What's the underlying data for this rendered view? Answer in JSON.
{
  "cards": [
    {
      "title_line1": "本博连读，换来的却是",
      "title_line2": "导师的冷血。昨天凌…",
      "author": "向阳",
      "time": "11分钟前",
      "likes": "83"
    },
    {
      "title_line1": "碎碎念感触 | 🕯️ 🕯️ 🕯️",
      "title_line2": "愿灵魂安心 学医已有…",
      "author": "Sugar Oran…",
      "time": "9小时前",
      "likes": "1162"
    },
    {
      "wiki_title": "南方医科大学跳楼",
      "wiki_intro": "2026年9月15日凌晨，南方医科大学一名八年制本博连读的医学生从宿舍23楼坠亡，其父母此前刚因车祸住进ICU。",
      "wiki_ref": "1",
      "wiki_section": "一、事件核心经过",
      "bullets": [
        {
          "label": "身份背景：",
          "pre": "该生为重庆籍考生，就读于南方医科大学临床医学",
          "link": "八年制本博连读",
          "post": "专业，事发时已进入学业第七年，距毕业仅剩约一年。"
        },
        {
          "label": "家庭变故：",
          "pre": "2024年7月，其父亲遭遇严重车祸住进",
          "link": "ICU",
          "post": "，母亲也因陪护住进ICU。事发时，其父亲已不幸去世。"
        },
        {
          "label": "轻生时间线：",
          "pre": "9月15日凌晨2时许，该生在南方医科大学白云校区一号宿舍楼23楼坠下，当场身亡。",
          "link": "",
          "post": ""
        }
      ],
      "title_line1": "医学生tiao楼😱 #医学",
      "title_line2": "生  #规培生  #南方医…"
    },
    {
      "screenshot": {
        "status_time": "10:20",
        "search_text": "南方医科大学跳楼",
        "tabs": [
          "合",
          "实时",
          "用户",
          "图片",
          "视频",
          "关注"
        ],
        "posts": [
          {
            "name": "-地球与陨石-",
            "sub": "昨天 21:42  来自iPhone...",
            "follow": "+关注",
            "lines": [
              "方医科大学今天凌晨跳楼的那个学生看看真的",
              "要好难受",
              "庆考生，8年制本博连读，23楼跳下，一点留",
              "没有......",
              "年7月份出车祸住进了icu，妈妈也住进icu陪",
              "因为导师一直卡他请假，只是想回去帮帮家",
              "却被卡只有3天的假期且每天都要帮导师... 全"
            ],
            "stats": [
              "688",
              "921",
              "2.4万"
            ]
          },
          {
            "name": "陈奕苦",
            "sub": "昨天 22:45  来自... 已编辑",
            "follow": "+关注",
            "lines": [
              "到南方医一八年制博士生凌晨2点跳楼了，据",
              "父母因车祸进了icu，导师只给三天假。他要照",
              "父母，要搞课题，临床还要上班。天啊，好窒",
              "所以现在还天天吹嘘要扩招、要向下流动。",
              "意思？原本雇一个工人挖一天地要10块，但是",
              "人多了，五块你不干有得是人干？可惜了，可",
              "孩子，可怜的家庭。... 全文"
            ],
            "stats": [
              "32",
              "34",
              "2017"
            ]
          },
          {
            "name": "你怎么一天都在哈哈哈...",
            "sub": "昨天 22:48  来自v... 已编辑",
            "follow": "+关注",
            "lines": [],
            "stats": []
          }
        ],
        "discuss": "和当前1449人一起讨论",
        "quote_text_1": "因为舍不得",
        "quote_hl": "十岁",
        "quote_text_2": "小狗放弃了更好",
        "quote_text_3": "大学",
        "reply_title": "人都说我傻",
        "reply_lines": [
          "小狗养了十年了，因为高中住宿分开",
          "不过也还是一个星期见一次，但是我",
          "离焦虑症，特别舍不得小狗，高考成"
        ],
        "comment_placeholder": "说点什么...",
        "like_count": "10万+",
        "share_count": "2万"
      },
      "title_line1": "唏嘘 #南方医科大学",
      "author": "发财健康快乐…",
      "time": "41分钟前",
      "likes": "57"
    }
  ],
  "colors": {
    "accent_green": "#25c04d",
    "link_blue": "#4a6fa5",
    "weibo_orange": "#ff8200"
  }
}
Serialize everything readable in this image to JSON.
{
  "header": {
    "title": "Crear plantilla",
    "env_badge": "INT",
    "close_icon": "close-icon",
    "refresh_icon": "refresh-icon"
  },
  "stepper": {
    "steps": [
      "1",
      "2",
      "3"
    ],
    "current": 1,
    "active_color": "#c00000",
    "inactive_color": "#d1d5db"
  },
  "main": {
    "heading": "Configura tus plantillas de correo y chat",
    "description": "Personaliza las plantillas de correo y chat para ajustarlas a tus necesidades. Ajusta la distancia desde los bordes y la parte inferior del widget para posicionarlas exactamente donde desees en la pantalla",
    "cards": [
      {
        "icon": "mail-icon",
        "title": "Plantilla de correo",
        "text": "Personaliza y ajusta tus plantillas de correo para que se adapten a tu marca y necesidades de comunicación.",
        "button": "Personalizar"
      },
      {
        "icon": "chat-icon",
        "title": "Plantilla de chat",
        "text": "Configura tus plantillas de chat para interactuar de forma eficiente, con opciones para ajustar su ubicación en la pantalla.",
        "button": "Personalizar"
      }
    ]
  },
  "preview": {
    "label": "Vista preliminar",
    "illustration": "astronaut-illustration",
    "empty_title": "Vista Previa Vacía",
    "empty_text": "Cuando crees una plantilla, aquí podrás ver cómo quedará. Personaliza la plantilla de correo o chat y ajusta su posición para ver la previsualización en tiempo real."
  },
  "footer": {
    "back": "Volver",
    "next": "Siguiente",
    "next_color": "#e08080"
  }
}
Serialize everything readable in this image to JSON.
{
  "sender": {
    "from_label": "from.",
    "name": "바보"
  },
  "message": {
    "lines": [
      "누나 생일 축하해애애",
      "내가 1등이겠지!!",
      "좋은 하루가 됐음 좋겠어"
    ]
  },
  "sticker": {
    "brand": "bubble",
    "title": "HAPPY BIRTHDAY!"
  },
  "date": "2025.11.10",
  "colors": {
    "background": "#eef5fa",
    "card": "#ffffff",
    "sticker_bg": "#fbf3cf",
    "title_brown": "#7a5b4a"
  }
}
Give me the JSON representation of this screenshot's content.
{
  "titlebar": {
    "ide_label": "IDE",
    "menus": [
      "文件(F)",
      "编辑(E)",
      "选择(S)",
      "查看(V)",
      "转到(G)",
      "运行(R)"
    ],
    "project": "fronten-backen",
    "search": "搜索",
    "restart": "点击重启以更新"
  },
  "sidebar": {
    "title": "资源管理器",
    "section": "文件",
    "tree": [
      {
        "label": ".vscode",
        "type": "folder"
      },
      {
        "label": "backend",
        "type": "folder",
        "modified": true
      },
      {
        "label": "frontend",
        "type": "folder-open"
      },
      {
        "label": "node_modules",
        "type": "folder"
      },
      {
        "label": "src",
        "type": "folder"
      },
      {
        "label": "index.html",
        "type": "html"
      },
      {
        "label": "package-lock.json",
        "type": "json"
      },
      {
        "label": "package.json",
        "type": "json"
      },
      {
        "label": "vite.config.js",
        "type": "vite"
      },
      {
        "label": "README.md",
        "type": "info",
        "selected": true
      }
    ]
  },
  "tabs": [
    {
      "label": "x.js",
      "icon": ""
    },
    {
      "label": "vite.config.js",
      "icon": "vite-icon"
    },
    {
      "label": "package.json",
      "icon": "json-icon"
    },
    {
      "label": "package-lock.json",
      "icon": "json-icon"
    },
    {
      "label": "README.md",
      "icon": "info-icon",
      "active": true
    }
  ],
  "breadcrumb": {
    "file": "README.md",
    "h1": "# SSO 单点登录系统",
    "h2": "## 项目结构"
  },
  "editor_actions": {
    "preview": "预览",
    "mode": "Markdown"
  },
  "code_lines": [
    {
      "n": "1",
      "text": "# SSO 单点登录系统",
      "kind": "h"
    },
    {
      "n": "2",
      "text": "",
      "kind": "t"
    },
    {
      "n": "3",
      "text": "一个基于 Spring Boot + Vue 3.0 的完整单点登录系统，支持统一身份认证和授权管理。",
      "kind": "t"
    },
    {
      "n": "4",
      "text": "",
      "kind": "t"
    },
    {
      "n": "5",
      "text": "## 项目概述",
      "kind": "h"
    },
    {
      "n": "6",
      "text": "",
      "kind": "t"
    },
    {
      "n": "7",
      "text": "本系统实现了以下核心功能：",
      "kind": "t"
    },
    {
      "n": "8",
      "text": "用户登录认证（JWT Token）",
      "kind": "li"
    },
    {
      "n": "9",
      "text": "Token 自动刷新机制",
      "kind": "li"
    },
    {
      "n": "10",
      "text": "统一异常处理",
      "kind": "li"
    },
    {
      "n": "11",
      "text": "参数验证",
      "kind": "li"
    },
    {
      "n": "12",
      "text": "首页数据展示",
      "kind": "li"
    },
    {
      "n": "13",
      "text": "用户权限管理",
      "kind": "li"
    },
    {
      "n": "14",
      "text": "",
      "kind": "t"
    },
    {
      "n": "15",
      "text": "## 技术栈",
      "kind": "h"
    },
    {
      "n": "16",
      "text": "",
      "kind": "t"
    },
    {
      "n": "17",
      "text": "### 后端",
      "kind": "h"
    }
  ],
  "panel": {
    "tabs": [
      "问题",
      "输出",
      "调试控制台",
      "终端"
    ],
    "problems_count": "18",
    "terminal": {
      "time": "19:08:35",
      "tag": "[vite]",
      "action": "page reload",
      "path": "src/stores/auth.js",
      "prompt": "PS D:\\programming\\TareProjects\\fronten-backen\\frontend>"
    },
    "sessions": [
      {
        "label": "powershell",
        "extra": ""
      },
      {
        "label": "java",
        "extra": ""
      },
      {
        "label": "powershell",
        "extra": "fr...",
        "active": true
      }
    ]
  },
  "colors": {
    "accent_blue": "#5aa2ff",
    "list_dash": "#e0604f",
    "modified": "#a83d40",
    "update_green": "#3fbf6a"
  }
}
--
> _STATED PROBLEM_
Look through the material and say how many lines hold "author". Give the number only.

> _CORRECT RESULT_
3